:: Reading passage ::

Major stock indexes fell over 2% on Monday, May 13th.
While the majority of our indicators are still showing signs of strength, various measures of market health are signalling the potential for a change of trend from the strong upward moves so far this year.
Last week, our proprietary signals moved most client portfolios into a roughly 30% cash position. We could not have anticipated the trade events that have transpired since, but our system took steps to help protect portfolios in advance, which is exactly the goal of any good system.
Volatility is Back, but for How Long?
Following increased tensions in the China trade tariff talks over the past week, major US stock indices fell hard on Monday, with the Dow Jones down over 700 points at its low.
The political game being played between Trump and China is impossible to predict or assign odds to. It would be like assigning odds to a game of chicken. Who will blink first? Neither Trump nor Xi of China know those odds, so how possibly could we?
One thing is for certain…do not make any investment moves based upon this trade war/beef/tantrum/conflict/negotiation, or whatever other description you’d like to assign.
Instead of looking at the news to make investment decisions, we analyze a wide variety of objective indicators designed to understand the health of the market. We have developed a set of rules that govern our portfolio management activities, and execute the plan with diligence and consistency.
Based on our analysis, we see two scenarios as most likely to occur:
- The market has a 5-10% pullback, followed by new all-time highs this summer/fall.
- The market has a much larger pullback that will ultimately fall below the December 2018 lows. This would result in a decline exceeding 20% before ultimately moving to new highs.
Both of these scenarios would likely lead to the same ultimate conclusion…new all-time highs. However, the path with which they might get there would be extremely different.
SCENARIO 1: 5-10% Pullback
If the first scenario is happening, the pullback should not be more than 5-10% from the highs reached a few weeks ago. Currently, the market is 5% below its highs.

:::

Job 1:
Reproduce the part of the stock market update starting at "Following increased tensions" and ending at "like to assign.".

:: Given data ::

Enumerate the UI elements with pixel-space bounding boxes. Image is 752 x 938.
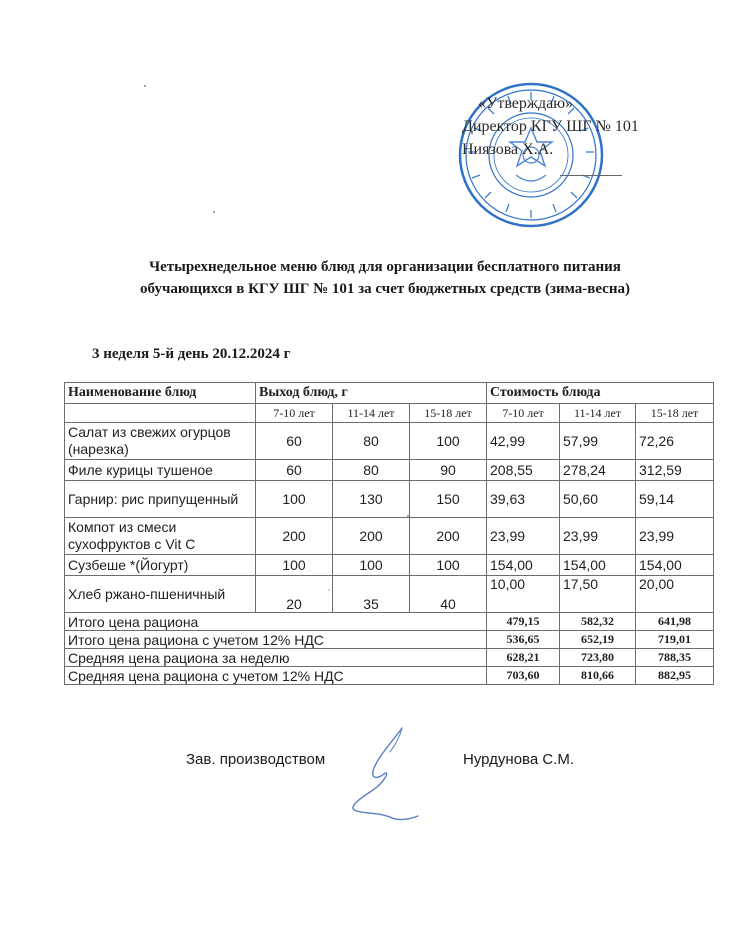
total-value: 810,66	[560, 667, 636, 685]
age-output-15-18: 15-18 лет	[410, 404, 487, 423]
total-label: Итого цена рациона с учетом 12% НДС	[65, 631, 487, 649]
dish-output: 20	[256, 576, 333, 613]
total-value: 703,60	[487, 667, 560, 685]
total-value: 723,80	[560, 649, 636, 667]
dish-cost: 17,50	[560, 576, 636, 613]
dish-output: 60	[256, 423, 333, 460]
dish-output: 100	[333, 555, 410, 576]
age-cost-7-10: 7-10 лет	[487, 404, 560, 423]
dish-cost: 39,63	[487, 481, 560, 518]
total-label: Итого цена рациона	[65, 613, 487, 631]
dish-cost: 72,26	[636, 423, 714, 460]
table-row	[65, 576, 714, 613]
table-row	[65, 423, 714, 460]
total-value: 882,95	[636, 667, 714, 685]
dish-cost: 23,99	[487, 518, 560, 555]
dish-output: 200	[256, 518, 333, 555]
dish-name: Хлеб ржано-пшеничный	[65, 576, 256, 613]
dish-name: Гарнир: рис припущенный	[65, 481, 256, 518]
age-empty-cell	[65, 404, 256, 423]
dish-output: 130	[333, 481, 410, 518]
dish-output: 100	[410, 423, 487, 460]
total-row	[65, 613, 714, 631]
total-value: 652,19	[560, 631, 636, 649]
age-output-11-14: 11-14 лет	[333, 404, 410, 423]
dish-name: Филе курицы тушеное	[65, 460, 256, 481]
total-label: Средняя цена рациона с учетом 12% НДС	[65, 667, 487, 685]
total-value: 641,98	[636, 613, 714, 631]
dish-cost: 23,99	[636, 518, 714, 555]
header-dish-name: Наименование блюд	[65, 383, 256, 404]
dish-cost: 154,00	[560, 555, 636, 576]
approval-signature-line	[560, 175, 622, 176]
dish-output: 35	[333, 576, 410, 613]
dish-name: Сузбеше *(Йогурт)	[65, 555, 256, 576]
table-row	[65, 481, 714, 518]
dish-output: 150	[410, 481, 487, 518]
header-output: Выход блюд, г	[256, 383, 487, 404]
dish-cost: 57,99	[560, 423, 636, 460]
dish-output: 80	[333, 423, 410, 460]
dish-output: 90	[410, 460, 487, 481]
dish-output: 100	[410, 555, 487, 576]
handwritten-signature	[340, 722, 435, 822]
dish-cost: 50,60	[560, 481, 636, 518]
dish-output: 60	[256, 460, 333, 481]
dish-cost: 10,00	[487, 576, 560, 613]
dish-cost: 312,59	[636, 460, 714, 481]
dish-name: Компот из смеси сухофруктов с Vit C	[65, 518, 256, 555]
menu-table	[64, 382, 714, 685]
total-row	[65, 667, 714, 685]
total-value: 788,35	[636, 649, 714, 667]
approval-block	[462, 92, 639, 161]
dish-name: Салат из свежих огурцов (нарезка)	[65, 423, 256, 460]
document-title	[60, 256, 710, 300]
menu-day-subtitle: 3 неделя 5-й день 20.12.2024 г	[92, 346, 291, 362]
total-row	[65, 649, 714, 667]
table-row	[65, 518, 714, 555]
age-cost-15-18: 15-18 лет	[636, 404, 714, 423]
dish-cost: 208,55	[487, 460, 560, 481]
approval-person: Ниязова Х.А.	[462, 141, 554, 158]
total-row	[65, 631, 714, 649]
dish-cost: 42,99	[487, 423, 560, 460]
dish-output: 100	[256, 555, 333, 576]
dish-cost: 154,00	[487, 555, 560, 576]
title-line-1: Четырехнедельное меню блюд для организации бесплатного питания	[149, 259, 621, 275]
header-cost: Стоимость блюда	[487, 383, 714, 404]
approval-position: Директор КГУ ШГ № 101	[462, 118, 639, 135]
total-value: 536,65	[487, 631, 560, 649]
dish-cost: 23,99	[560, 518, 636, 555]
signature-name: Нурдунова С.М.	[463, 751, 575, 768]
dish-output: 100	[256, 481, 333, 518]
table-header-row	[65, 383, 714, 404]
total-value: 628,21	[487, 649, 560, 667]
total-value: 479,15	[487, 613, 560, 631]
approval-heading: «Утверждаю»	[478, 95, 574, 112]
table-row	[65, 460, 714, 481]
dish-output: 200	[410, 518, 487, 555]
total-value: 582,32	[560, 613, 636, 631]
dish-output: 200	[333, 518, 410, 555]
table-row	[65, 555, 714, 576]
signature-role: Зав. производством	[186, 751, 326, 768]
dish-output: 80	[333, 460, 410, 481]
dish-cost: 278,24	[560, 460, 636, 481]
title-line-2: обучающихся в КГУ ШГ № 101 за счет бюджетных средств (зима-весна)	[140, 281, 630, 297]
dish-cost: 20,00	[636, 576, 714, 613]
dish-output: 40	[410, 576, 487, 613]
dish-cost: 154,00	[636, 555, 714, 576]
table-age-row	[65, 404, 714, 423]
total-value: 719,01	[636, 631, 714, 649]
dish-cost: 59,14	[636, 481, 714, 518]
total-label: Средняя цена рациона за неделю	[65, 649, 487, 667]
age-output-7-10: 7-10 лет	[256, 404, 333, 423]
age-cost-11-14: 11-14 лет	[560, 404, 636, 423]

:::

Job 2:
List every line of the listing that contains the string "цена".

Exercise result 1:
Following increased tensions in the China trade tariff talks over the past week, major US stock indices fell hard on Monday, with the Dow Jones down over 700 points at its low.
The political game being played between Trump and China is impossible to predict or assign odds to. It would be like assigning odds to a game of chicken. Who will blink first? Neither Trump nor Xi of China know those odds, so how possibly could we?
One thing is for certain…do not make any investment moves based upon this trade war/beef/tantrum/conflict/negotiation, or whatever other description you’d like to assign.

Exercise result 2:
total-label: Итого цена рациона с учетом 12% НДС	[65, 631, 487, 649]
total-label: Итого цена рациона	[65, 613, 487, 631]
total-label: Средняя цена рациона с учетом 12% НДС	[65, 667, 487, 685]
total-label: Средняя цена рациона за неделю	[65, 649, 487, 667]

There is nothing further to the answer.